━━━ STORED RECORDS ━━━
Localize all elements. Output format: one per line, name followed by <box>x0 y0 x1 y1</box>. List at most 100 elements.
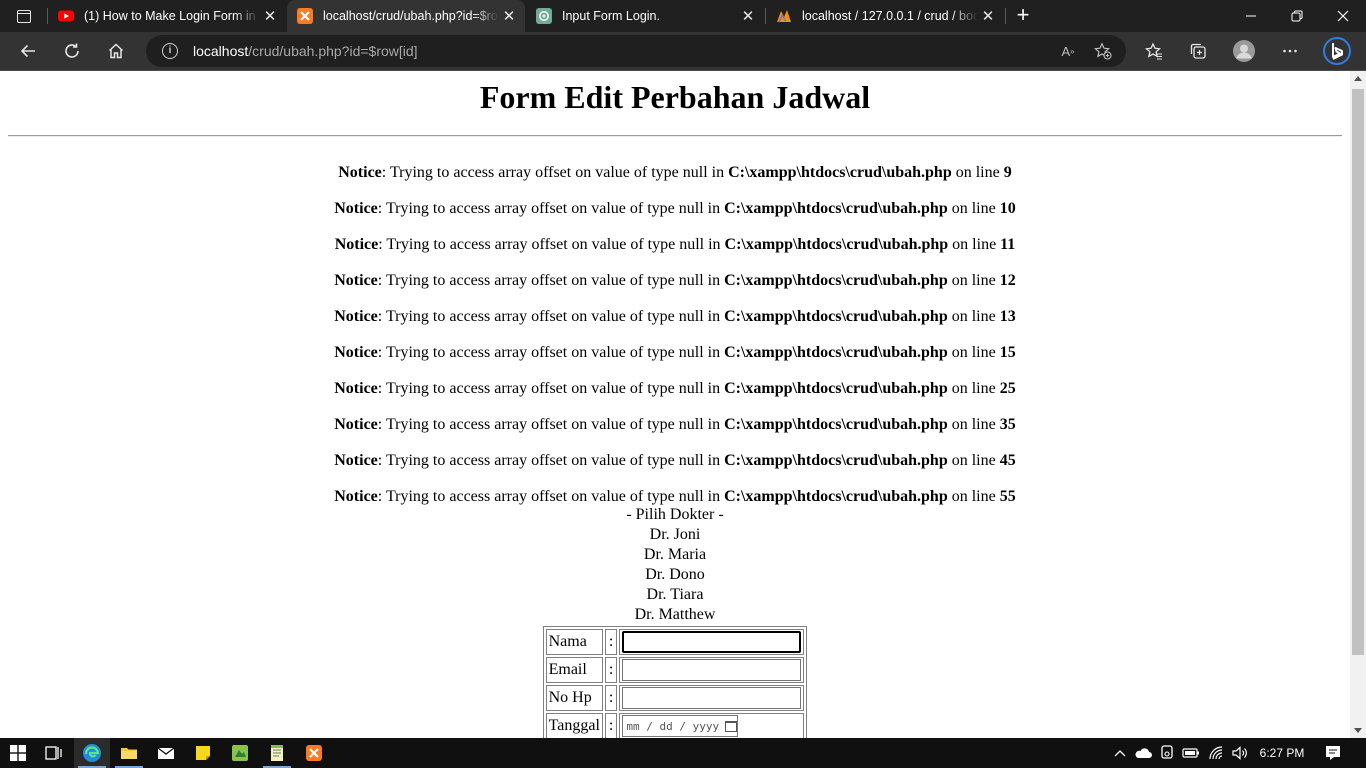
notice-line-number: 45 <box>999 452 1016 469</box>
notice-line-number: 13 <box>999 308 1016 325</box>
doctor-option[interactable]: Dr. Tiara <box>0 585 1350 605</box>
nama-input[interactable] <box>622 631 802 653</box>
field-label: No Hp <box>545 685 603 711</box>
tab-title: Input Form Login. <box>562 9 660 23</box>
meet-now-button[interactable] <box>1156 738 1178 768</box>
more-menu-button[interactable] <box>1274 36 1306 66</box>
notice-file: C:\xampp\htdocs\crud\ubah.php <box>724 416 948 433</box>
taskbar-app-green[interactable] <box>222 738 258 768</box>
edit-form-table: Nama : Email : No Hp : Tanggal : mm / dd… <box>542 626 808 738</box>
task-view-button[interactable] <box>36 738 72 768</box>
notice-label: Notice <box>334 200 378 217</box>
notice-on-line: on line <box>947 272 1000 289</box>
address-bar[interactable]: i localhost/crud/ubah.php?id=$row[id] A» <box>146 35 1126 67</box>
minimize-button[interactable] <box>1228 0 1274 32</box>
notice-label: Notice <box>334 308 378 325</box>
edge-icon <box>83 744 101 762</box>
collections-icon <box>1190 43 1206 59</box>
battery-button[interactable] <box>1180 738 1202 768</box>
doctor-option[interactable]: Dr. Matthew <box>0 605 1350 625</box>
tanggal-date-input[interactable]: mm / dd / yyyy <box>622 715 739 737</box>
taskbar-edge[interactable] <box>74 738 110 768</box>
page-scrollbar[interactable] <box>1350 71 1366 738</box>
refresh-button[interactable] <box>56 36 88 66</box>
scroll-thumb[interactable] <box>1352 89 1364 655</box>
close-tab-icon[interactable]: ✕ <box>260 6 280 26</box>
no-hp-input[interactable] <box>622 687 802 709</box>
show-hidden-icons-button[interactable] <box>1110 738 1130 768</box>
doctor-option[interactable]: Dr. Dono <box>0 565 1350 585</box>
doctor-option[interactable]: Dr. Joni <box>0 525 1350 545</box>
restore-button[interactable] <box>1274 0 1320 32</box>
close-tab-icon[interactable]: ✕ <box>978 6 998 26</box>
field-separator: : <box>604 629 618 655</box>
bing-copilot-button[interactable] <box>1321 36 1353 66</box>
collections-button[interactable] <box>1182 36 1214 66</box>
new-tab-button[interactable]: + <box>1011 4 1035 28</box>
scroll-up-arrow-icon[interactable] <box>1354 76 1362 81</box>
notice-on-line: on line <box>947 308 1000 325</box>
field-label: Tanggal <box>545 713 603 738</box>
form-row-email: Email : <box>545 657 805 683</box>
taskbar-xampp[interactable] <box>296 738 332 768</box>
browser-toolbar: i localhost/crud/ubah.php?id=$row[id] A» <box>0 32 1366 71</box>
tab-input-form-login[interactable]: Input Form Login. ✕ <box>526 0 764 32</box>
tab-phpmyadmin[interactable]: localhost / 127.0.0.1 / crud / boo ✕ <box>766 0 1004 32</box>
close-tab-icon[interactable]: ✕ <box>499 6 519 26</box>
taskbar-file-explorer[interactable] <box>111 738 147 768</box>
add-favorite-icon[interactable] <box>1093 41 1113 61</box>
start-button[interactable] <box>0 738 36 768</box>
scroll-down-arrow-icon[interactable] <box>1354 728 1362 733</box>
taskbar-notepad[interactable] <box>259 738 295 768</box>
notice-label: Notice <box>334 380 378 397</box>
volume-button[interactable] <box>1229 738 1251 768</box>
doctor-option[interactable]: - Pilih Dokter - <box>0 505 1350 525</box>
notice-line-number: 12 <box>999 272 1016 289</box>
onedrive-button[interactable] <box>1132 738 1154 768</box>
profile-avatar-icon <box>1233 40 1255 62</box>
notice-file: C:\xampp\htdocs\crud\ubah.php <box>724 488 948 505</box>
notice-file: C:\xampp\htdocs\crud\ubah.php <box>724 272 948 289</box>
tab-actions-icon <box>17 9 31 23</box>
php-notice: Notice: Trying to access array offset on… <box>0 199 1350 235</box>
clock[interactable]: 6:27 PM <box>1256 738 1308 768</box>
notice-label: Notice <box>338 164 382 181</box>
doctor-option[interactable]: Dr. Maria <box>0 545 1350 565</box>
notice-label: Notice <box>334 272 378 289</box>
home-button[interactable] <box>100 36 132 66</box>
doctor-option-list: - Pilih Dokter - Dr. Joni Dr. Maria Dr. … <box>0 505 1350 625</box>
close-window-icon <box>1337 10 1349 22</box>
taskbar-mail[interactable] <box>148 738 184 768</box>
xampp-icon <box>297 8 313 24</box>
favorites-button[interactable] <box>1138 36 1170 66</box>
notification-center-button[interactable] <box>1318 738 1348 768</box>
read-aloud-icon[interactable]: A» <box>1058 41 1078 61</box>
taskbar-sticky-notes[interactable] <box>185 738 221 768</box>
network-button[interactable] <box>1206 738 1228 768</box>
php-notice: Notice: Trying to access array offset on… <box>0 163 1350 199</box>
close-tab-icon[interactable]: ✕ <box>738 6 758 26</box>
notice-label: Notice <box>334 488 378 505</box>
xampp-icon <box>306 745 322 761</box>
info-icon[interactable]: i <box>162 43 178 59</box>
close-window-button[interactable] <box>1320 0 1366 32</box>
back-button[interactable] <box>12 36 44 66</box>
tab-actions-button[interactable] <box>8 4 40 28</box>
address-url[interactable]: localhost/crud/ubah.php?id=$row[id] <box>193 43 418 59</box>
tab-youtube[interactable]: (1) How to Make Login Form in P ✕ <box>48 0 286 32</box>
mail-icon <box>157 747 175 759</box>
profile-button[interactable] <box>1228 36 1260 66</box>
minimize-icon <box>1246 15 1256 17</box>
page-title: Form Edit Perbahan Jadwal <box>479 79 871 115</box>
url-path: /crud/ubah.php?id=$row[id] <box>248 43 418 59</box>
notice-label: Notice <box>334 452 378 469</box>
email-input[interactable] <box>622 659 802 681</box>
tab-ubah[interactable]: localhost/crud/ubah.php?id=$row ✕ <box>287 0 525 32</box>
notice-on-line: on line <box>948 236 1001 253</box>
tab-separator <box>1005 8 1006 24</box>
form-row-nohp: No Hp : <box>545 685 805 711</box>
bing-icon <box>1323 37 1351 65</box>
notice-line-number: 55 <box>999 488 1016 505</box>
notice-on-line: on line <box>947 452 1000 469</box>
calendar-icon[interactable] <box>725 720 738 732</box>
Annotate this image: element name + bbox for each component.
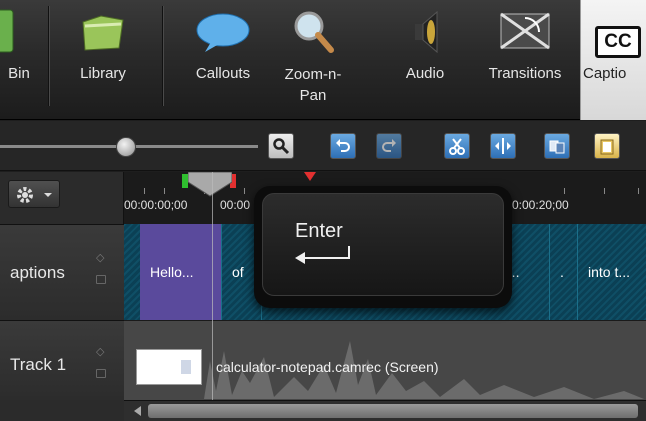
zoom-slider-thumb[interactable]: [116, 137, 136, 157]
timecode-label: 00:00:00;00: [124, 198, 188, 212]
clip-thumbnail: [136, 349, 202, 385]
cut-icon: [449, 138, 465, 155]
undo-icon: [336, 139, 350, 152]
visibility-icon[interactable]: ◇: [96, 345, 104, 358]
lock-icon[interactable]: [96, 369, 106, 378]
ruler-tick: [638, 188, 639, 194]
undo-button[interactable]: [330, 133, 356, 159]
track-header-captions[interactable]: aptions ◇: [0, 224, 124, 320]
playhead-line: [212, 172, 213, 402]
tool-audio-label: Audio: [405, 65, 445, 82]
tool-library[interactable]: Library: [58, 0, 148, 120]
transitions-icon: [500, 12, 550, 50]
timecode-label: 00:00: [220, 198, 251, 212]
tool-transitions[interactable]: Transitions: [474, 0, 576, 120]
tool-bin-label: Bin: [8, 65, 30, 82]
ribbon-separator: [48, 6, 49, 106]
tool-zoom-n-pan[interactable]: Zoom-n- Pan: [274, 0, 352, 120]
caption-clip[interactable]: .: [550, 224, 578, 320]
screen-clip-label[interactable]: calculator-notepad.camrec (Screen): [216, 359, 439, 375]
tool-captions[interactable]: CC Captio: [580, 0, 646, 120]
timeline-toolbar: [0, 121, 646, 171]
tool-ribbon: Bin Library Callouts Zoom-n- Pan Audio T…: [0, 0, 646, 120]
zoom-search-icon: [273, 138, 290, 155]
lock-icon[interactable]: [96, 275, 106, 284]
tool-bin[interactable]: Bin: [0, 0, 48, 120]
tool-audio[interactable]: Audio: [390, 0, 460, 120]
callouts-icon: [196, 13, 250, 52]
split-button[interactable]: [490, 133, 516, 159]
bin-icon: [0, 9, 14, 53]
tool-captions-label: Captio: [583, 65, 627, 82]
headers-footer: [0, 400, 124, 421]
track-name: Track 1: [10, 355, 67, 374]
gear-icon: [17, 187, 33, 203]
redo-icon: [382, 139, 396, 152]
cut-button[interactable]: [444, 133, 470, 159]
tool-zoom-n-pan-label-line2: Pan: [299, 87, 327, 104]
track-headers: aptions ◇ Track 1 ◇: [0, 172, 124, 421]
captions-icon: CC: [595, 26, 641, 58]
copy-button[interactable]: [544, 133, 570, 159]
visibility-icon[interactable]: ◇: [96, 251, 104, 264]
keystroke-overlay: Enter: [254, 186, 512, 308]
enter-key-label: Enter: [295, 220, 343, 242]
caption-clip[interactable]: Hello...: [140, 224, 222, 320]
tool-library-label: Library: [80, 65, 126, 82]
return-arrow-icon: [295, 246, 350, 264]
paste-icon: [600, 139, 614, 155]
track-name: aptions: [10, 263, 65, 282]
ruler-tick: [144, 188, 145, 194]
timeline-settings-button[interactable]: [8, 180, 60, 208]
ruler-tick: [244, 188, 245, 194]
tool-zoom-n-pan-label-line1: Zoom-n-: [284, 66, 342, 83]
redo-button[interactable]: [376, 133, 402, 159]
tool-callouts[interactable]: Callouts: [176, 0, 270, 120]
tool-zoom-n-pan-label: Zoom-n- Pan: [274, 64, 352, 106]
ruler-tick: [604, 188, 605, 194]
clip-thumbnail-icon: [181, 360, 191, 374]
ribbon-separator: [162, 6, 163, 106]
zoom-n-pan-icon: [294, 11, 334, 53]
copy-icon: [549, 140, 565, 154]
chevron-down-icon: [44, 193, 52, 197]
timeline-scrollbar[interactable]: [124, 400, 646, 421]
paste-button[interactable]: [594, 133, 620, 159]
caption-clip[interactable]: into t...: [578, 224, 646, 320]
split-icon: [495, 138, 511, 154]
playhead-handle[interactable]: [188, 172, 232, 198]
zoom-search-button[interactable]: [268, 133, 294, 159]
marker-icon[interactable]: [304, 172, 316, 182]
track-header-track1[interactable]: Track 1 ◇: [0, 320, 124, 400]
enter-key: Enter: [262, 193, 504, 296]
tool-transitions-label: Transitions: [488, 65, 562, 82]
track-1: calculator-notepad.camrec (Screen): [124, 320, 646, 400]
tool-callouts-label: Callouts: [195, 65, 251, 82]
timecode-label: 0:00:20;00: [512, 198, 569, 212]
scrollbar-thumb[interactable]: [148, 404, 638, 418]
scroll-left-icon[interactable]: [134, 406, 142, 416]
audio-icon: [415, 10, 438, 54]
library-icon: [82, 15, 124, 51]
ruler-tick: [164, 188, 165, 194]
ruler-tick: [564, 188, 565, 194]
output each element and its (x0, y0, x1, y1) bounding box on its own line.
━━━
• [EXERCISE] Return each line of the material above that contains the word "profile".

• [CORRECT ANSWER]
profile-avatar-icon <box>1233 40 1255 62</box>
profile-button[interactable] <box>1228 36 1260 66</box>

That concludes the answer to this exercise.